What is required ▸ Every entry that follows should be reproduced exactly.

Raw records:

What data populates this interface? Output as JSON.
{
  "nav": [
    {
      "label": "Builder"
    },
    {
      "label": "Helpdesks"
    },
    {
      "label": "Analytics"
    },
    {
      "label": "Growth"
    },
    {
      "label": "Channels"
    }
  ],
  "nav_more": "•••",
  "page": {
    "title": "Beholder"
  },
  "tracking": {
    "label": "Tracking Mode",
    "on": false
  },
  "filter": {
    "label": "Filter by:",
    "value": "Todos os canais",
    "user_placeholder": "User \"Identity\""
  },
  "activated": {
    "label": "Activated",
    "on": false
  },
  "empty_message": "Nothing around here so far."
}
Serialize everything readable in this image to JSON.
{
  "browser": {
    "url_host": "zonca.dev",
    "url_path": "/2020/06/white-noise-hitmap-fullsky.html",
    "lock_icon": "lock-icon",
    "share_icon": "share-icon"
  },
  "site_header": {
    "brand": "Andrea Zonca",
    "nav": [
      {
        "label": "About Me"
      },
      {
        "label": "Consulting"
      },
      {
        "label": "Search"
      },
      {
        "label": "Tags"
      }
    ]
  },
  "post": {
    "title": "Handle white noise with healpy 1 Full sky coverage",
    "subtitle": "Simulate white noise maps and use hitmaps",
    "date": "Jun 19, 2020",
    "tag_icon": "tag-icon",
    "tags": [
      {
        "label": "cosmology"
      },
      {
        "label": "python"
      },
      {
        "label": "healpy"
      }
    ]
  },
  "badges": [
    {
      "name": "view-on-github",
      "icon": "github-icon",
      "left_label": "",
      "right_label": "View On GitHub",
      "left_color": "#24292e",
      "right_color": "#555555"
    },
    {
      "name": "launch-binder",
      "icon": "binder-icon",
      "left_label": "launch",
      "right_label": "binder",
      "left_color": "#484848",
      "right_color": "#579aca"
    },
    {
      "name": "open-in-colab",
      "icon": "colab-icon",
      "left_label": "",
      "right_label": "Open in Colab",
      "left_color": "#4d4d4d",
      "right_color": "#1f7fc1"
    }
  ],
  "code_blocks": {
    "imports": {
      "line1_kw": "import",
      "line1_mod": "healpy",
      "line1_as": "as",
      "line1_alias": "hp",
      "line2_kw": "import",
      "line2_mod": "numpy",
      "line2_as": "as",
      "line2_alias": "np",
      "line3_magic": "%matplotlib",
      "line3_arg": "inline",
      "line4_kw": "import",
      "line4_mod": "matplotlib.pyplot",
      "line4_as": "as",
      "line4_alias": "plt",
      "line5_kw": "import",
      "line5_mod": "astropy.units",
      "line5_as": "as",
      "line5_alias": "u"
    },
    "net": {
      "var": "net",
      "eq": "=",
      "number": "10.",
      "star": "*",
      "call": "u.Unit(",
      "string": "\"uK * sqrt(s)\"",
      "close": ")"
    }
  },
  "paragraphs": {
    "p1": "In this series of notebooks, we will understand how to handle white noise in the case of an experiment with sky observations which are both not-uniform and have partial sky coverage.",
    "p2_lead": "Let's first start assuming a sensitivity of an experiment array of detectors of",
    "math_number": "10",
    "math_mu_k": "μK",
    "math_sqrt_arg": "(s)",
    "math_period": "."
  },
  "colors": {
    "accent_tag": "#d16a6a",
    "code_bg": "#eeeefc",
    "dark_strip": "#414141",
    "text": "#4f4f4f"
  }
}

Completed exercise ▸
What data populates this interface? Output as JSON.
{
  "nav": [
    {
      "label": "Builder"
    },
    {
      "label": "Helpdesks"
    },
    {
      "label": "Analytics"
    },
    {
      "label": "Growth"
    },
    {
      "label": "Channels"
    }
  ],
  "nav_more": "•••",
  "page": {
    "title": "Beholder"
  },
  "tracking": {
    "label": "Tracking Mode",
    "on": false
  },
  "filter": {
    "label": "Filter by:",
    "value": "Todos os canais",
    "user_placeholder": "User \"Identity\""
  },
  "activated": {
    "label": "Activated",
    "on": false
  },
  "empty_message": "Nothing around here so far."
}
Serialize everything readable in this image to JSON.
{
  "browser": {
    "url_host": "zonca.dev",
    "url_path": "/2020/06/white-noise-hitmap-fullsky.html",
    "lock_icon": "lock-icon",
    "share_icon": "share-icon"
  },
  "site_header": {
    "brand": "Andrea Zonca",
    "nav": [
      {
        "label": "About Me"
      },
      {
        "label": "Consulting"
      },
      {
        "label": "Search"
      },
      {
        "label": "Tags"
      }
    ]
  },
  "post": {
    "title": "Handle white noise with healpy 1 Full sky coverage",
    "subtitle": "Simulate white noise maps and use hitmaps",
    "date": "Jun 19, 2020",
    "tag_icon": "tag-icon",
    "tags": [
      {
        "label": "cosmology"
      },
      {
        "label": "python"
      },
      {
        "label": "healpy"
      }
    ]
  },
  "badges": [
    {
      "name": "view-on-github",
      "icon": "github-icon",
      "left_label": "",
      "right_label": "View On GitHub",
      "left_color": "#24292e",
      "right_color": "#555555"
    },
    {
      "name": "launch-binder",
      "icon": "binder-icon",
      "left_label": "launch",
      "right_label": "binder",
      "left_color": "#484848",
      "right_color": "#579aca"
    },
    {
      "name": "open-in-colab",
      "icon": "colab-icon",
      "left_label": "",
      "right_label": "Open in Colab",
      "left_color": "#4d4d4d",
      "right_color": "#1f7fc1"
    }
  ],
  "code_blocks": {
    "imports": {
      "line1_kw": "import",
      "line1_mod": "healpy",
      "line1_as": "as",
      "line1_alias": "hp",
      "line2_kw": "import",
      "line2_mod": "numpy",
      "line2_as": "as",
      "line2_alias": "np",
      "line3_magic": "%matplotlib",
      "line3_arg": "inline",
      "line4_kw": "import",
      "line4_mod": "matplotlib.pyplot",
      "line4_as": "as",
      "line4_alias": "plt",
      "line5_kw": "import",
      "line5_mod": "astropy.units",
      "line5_as": "as",
      "line5_alias": "u"
    },
    "net": {
      "var": "net",
      "eq": "=",
      "number": "10.",
      "star": "*",
      "call": "u.Unit(",
      "string": "\"uK * sqrt(s)\"",
      "close": ")"
    }
  },
  "paragraphs": {
    "p1": "In this series of notebooks, we will understand how to handle white noise in the case of an experiment with sky observations which are both not-uniform and have partial sky coverage.",
    "p2_lead": "Let's first start assuming a sensitivity of an experiment array of detectors of",
    "math_number": "10",
    "math_mu_k": "μK",
    "math_sqrt_arg": "(s)",
    "math_period": "."
  },
  "colors": {
    "accent_tag": "#d16a6a",
    "code_bg": "#eeeefc",
    "dark_strip": "#414141",
    "text": "#4f4f4f"
  }
}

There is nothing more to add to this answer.